WRITTEN INSTRUCTION
Report only the number of lines in this material that include "param".

================

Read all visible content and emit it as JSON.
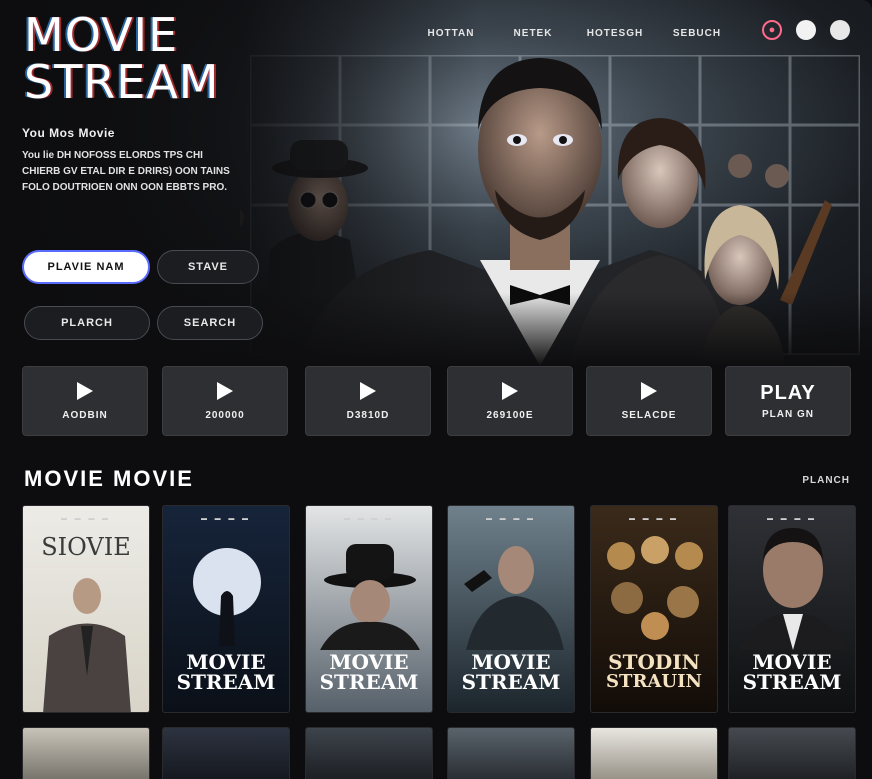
{
  "app": {
    "logo_line1": "MOVIE",
    "logo_line2": "STREAM"
  },
  "nav": [
    "HOTTAN",
    "NETEK",
    "HOTESGH",
    "SEBUCH"
  ],
  "hero": {
    "title": "You Mos Movie",
    "description": "You lie DH NOFOSS ELORDS TPS CHI CHIERB GV ETAL DIR E DRIRS) OON TAINS FOLO DOUTRIOEN ONN OON EBBTS PRO.",
    "buttons": {
      "play_now": "PLAVIE NAM",
      "stave": "STAVE",
      "planch": "PLARCH",
      "search": "SEARCH"
    }
  },
  "tiles": [
    {
      "label": "AODBIN",
      "icon": "play-icon"
    },
    {
      "label": "200000",
      "icon": "play-icon"
    },
    {
      "label": "D3810D",
      "icon": "play-icon"
    },
    {
      "label": "269100E",
      "icon": "play-icon"
    },
    {
      "label": "SELACDE",
      "icon": "play-icon"
    },
    {
      "label": "PLAN GN",
      "big": "PLAY"
    }
  ],
  "section": {
    "title": "MOVIE  MOVIE",
    "link": "PLANCH"
  },
  "posters": [
    {
      "title_top": "SIOVIE",
      "title_bottom": ""
    },
    {
      "title_top": "MOVIE",
      "title_bottom": "STREAM"
    },
    {
      "title_top": "MOVIE",
      "title_bottom": "STREAM"
    },
    {
      "title_top": "MOVIE",
      "title_bottom": "STREAM"
    },
    {
      "title_top": "STODIN",
      "title_bottom": "STRAUIN"
    },
    {
      "title_top": "MOVIE",
      "title_bottom": "STREAM"
    }
  ],
  "colors": {
    "background": "#0d0d0f",
    "tile": "#2e2f33",
    "accent_border": "#5a6cff",
    "icon_pink": "#ff6b8a"
  }
}
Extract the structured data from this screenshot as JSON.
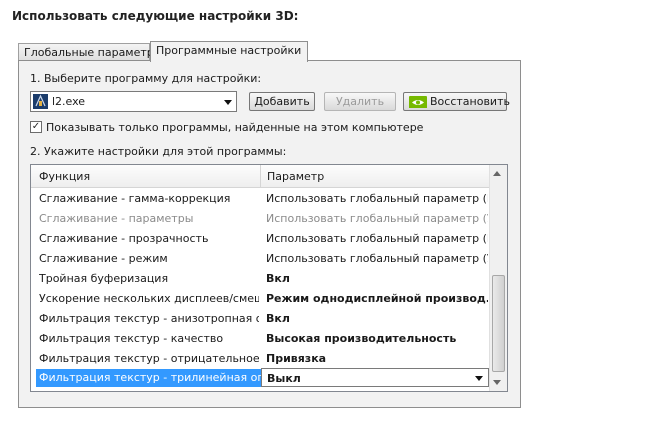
{
  "heading": "Использовать следующие настройки 3D:",
  "tabs": [
    {
      "label": "Глобальные параметры",
      "active": false
    },
    {
      "label": "Программные настройки",
      "active": true
    }
  ],
  "program_section": {
    "label": "1. Выберите программу для настройки:",
    "selected_program": "l2.exe",
    "buttons": {
      "add": "Добавить",
      "delete": "Удалить",
      "restore": "Восстановить"
    },
    "show_only_checkbox": {
      "checked": true,
      "label": "Показывать только программы, найденные на этом компьютере"
    }
  },
  "settings_section": {
    "label": "2. Укажите настройки для этой программы:",
    "columns": [
      "Функция",
      "Параметр"
    ],
    "rows": [
      {
        "function": "Сглаживание - гамма-коррекция",
        "param": "Использовать глобальный параметр (Вкл)",
        "state": "normal"
      },
      {
        "function": "Сглаживание - параметры",
        "param": "Использовать глобальный параметр (У...",
        "state": "disabled"
      },
      {
        "function": "Сглаживание - прозрачность",
        "param": "Использовать глобальный параметр (В...",
        "state": "normal"
      },
      {
        "function": "Сглаживание - режим",
        "param": "Использовать глобальный параметр (У...",
        "state": "normal"
      },
      {
        "function": "Тройная буферизация",
        "param": "Вкл",
        "state": "bold"
      },
      {
        "function": "Ускорение нескольких дисплеев/смеша...",
        "param": "Режим однодисплейной производ...",
        "state": "bold"
      },
      {
        "function": "Фильтрация текстур - анизотропная опт...",
        "param": "Вкл",
        "state": "bold"
      },
      {
        "function": "Фильтрация текстур - качество",
        "param": "Высокая производительность",
        "state": "bold"
      },
      {
        "function": "Фильтрация текстур - отрицательное о...",
        "param": "Привязка",
        "state": "bold"
      },
      {
        "function": "Фильтрация текстур - трилинейная опт...",
        "param": "Выкл",
        "state": "selected"
      }
    ]
  },
  "colors": {
    "selection": "#3399ff",
    "nvidia_green": "#76b900",
    "panel_bg": "#f2f2f2"
  }
}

================

FINISHED TASK
10